**Exercise:**
Search the listing below for "Messwerte". Copy each matching line.

Items from a dataset:
————————

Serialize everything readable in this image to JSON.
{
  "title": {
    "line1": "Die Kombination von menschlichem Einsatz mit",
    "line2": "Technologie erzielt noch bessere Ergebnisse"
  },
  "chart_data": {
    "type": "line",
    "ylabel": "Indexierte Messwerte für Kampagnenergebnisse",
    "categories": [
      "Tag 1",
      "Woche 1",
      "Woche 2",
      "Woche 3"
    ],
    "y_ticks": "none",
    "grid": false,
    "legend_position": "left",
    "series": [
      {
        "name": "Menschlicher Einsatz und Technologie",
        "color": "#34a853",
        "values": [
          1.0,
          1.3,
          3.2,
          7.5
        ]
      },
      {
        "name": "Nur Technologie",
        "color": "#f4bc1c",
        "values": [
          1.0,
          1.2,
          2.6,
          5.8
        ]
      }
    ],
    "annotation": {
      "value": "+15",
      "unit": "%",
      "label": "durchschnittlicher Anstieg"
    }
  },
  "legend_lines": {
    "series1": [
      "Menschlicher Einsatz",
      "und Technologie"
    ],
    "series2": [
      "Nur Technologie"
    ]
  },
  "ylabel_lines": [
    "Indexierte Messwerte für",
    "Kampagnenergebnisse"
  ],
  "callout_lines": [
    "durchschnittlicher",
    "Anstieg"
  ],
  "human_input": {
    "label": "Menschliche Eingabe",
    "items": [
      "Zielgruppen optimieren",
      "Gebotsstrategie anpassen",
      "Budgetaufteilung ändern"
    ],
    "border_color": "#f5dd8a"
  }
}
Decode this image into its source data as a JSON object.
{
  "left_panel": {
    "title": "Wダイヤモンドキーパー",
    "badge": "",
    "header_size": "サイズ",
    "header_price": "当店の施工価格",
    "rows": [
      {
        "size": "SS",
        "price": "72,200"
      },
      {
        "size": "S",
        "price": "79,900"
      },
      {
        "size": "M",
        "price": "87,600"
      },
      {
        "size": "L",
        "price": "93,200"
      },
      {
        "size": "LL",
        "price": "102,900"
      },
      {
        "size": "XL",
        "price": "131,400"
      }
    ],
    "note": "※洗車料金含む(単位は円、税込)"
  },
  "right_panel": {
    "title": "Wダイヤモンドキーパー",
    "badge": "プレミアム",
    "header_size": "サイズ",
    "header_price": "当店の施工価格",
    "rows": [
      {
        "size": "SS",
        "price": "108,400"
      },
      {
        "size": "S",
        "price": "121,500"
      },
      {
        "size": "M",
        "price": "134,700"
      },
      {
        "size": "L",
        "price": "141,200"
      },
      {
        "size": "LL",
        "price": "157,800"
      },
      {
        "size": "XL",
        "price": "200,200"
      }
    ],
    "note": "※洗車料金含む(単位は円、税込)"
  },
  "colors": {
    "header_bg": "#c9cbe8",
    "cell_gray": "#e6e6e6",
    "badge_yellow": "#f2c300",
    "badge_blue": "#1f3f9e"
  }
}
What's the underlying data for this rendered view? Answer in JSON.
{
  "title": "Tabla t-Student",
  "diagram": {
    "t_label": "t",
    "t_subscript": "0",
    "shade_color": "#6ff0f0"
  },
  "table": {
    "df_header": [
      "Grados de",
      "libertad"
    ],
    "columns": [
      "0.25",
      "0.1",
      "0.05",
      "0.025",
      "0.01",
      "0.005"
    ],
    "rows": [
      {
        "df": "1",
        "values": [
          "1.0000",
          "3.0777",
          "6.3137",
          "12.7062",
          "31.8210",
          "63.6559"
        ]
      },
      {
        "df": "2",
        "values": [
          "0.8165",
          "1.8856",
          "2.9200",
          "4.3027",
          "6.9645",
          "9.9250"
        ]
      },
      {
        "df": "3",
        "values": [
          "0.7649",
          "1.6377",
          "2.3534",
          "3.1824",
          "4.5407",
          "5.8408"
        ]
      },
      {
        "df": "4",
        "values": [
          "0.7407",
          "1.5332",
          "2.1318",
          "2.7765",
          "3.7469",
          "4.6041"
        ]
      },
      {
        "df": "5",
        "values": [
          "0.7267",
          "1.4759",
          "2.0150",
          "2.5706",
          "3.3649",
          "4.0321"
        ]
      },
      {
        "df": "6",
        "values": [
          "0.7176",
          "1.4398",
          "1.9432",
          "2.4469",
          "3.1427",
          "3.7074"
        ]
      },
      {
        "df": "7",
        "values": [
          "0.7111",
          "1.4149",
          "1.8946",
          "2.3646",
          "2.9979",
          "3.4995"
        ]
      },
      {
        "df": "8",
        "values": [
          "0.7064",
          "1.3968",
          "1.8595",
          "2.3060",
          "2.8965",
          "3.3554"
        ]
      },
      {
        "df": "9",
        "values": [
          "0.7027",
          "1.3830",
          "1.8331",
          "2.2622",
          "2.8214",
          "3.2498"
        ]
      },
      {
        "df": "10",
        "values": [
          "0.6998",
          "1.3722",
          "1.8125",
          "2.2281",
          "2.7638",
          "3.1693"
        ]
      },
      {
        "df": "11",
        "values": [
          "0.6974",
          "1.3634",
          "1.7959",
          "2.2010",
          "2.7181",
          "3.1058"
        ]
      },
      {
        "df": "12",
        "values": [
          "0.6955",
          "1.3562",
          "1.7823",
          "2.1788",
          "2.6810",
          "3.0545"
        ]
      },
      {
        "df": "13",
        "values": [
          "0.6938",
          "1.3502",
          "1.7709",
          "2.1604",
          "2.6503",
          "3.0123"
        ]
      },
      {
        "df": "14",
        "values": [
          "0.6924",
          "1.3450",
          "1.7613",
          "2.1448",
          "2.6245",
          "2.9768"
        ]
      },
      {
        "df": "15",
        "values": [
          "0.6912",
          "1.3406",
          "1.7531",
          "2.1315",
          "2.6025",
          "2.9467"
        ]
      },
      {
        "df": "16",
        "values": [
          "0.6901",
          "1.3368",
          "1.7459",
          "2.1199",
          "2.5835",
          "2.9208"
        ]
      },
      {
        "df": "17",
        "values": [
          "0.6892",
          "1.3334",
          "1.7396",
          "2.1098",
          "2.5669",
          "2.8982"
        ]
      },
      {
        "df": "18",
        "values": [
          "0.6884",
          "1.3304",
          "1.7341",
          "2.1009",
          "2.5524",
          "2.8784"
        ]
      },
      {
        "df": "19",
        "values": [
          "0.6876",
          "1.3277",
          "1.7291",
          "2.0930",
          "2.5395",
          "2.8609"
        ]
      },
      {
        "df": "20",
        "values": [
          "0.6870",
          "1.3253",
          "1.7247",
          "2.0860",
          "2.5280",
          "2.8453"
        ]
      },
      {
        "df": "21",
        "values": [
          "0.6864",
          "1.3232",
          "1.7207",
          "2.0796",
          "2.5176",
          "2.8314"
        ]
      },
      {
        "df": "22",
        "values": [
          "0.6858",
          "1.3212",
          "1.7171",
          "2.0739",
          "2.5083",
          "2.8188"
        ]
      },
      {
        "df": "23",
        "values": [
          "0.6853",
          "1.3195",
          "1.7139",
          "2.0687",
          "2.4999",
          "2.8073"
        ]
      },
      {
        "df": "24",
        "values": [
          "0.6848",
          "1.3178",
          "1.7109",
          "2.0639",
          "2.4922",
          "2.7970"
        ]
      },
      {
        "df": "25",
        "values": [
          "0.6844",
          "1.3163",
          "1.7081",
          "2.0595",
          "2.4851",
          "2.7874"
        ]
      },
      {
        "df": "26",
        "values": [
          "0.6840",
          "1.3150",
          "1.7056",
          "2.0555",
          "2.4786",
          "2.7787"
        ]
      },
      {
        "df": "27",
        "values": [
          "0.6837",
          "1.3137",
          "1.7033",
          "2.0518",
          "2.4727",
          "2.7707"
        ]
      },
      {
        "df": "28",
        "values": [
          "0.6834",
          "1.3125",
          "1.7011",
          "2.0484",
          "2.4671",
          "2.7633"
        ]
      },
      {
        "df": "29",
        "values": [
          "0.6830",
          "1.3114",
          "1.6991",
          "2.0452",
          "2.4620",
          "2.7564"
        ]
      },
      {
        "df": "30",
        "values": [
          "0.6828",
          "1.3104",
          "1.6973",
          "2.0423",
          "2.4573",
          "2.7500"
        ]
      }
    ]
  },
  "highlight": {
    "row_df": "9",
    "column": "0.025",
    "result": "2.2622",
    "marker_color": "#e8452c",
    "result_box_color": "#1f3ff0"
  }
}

————————

**Correct answer:**
    "ylabel": "Indexierte Messwerte für Kampagnenergebnisse",
    "Indexierte Messwerte für",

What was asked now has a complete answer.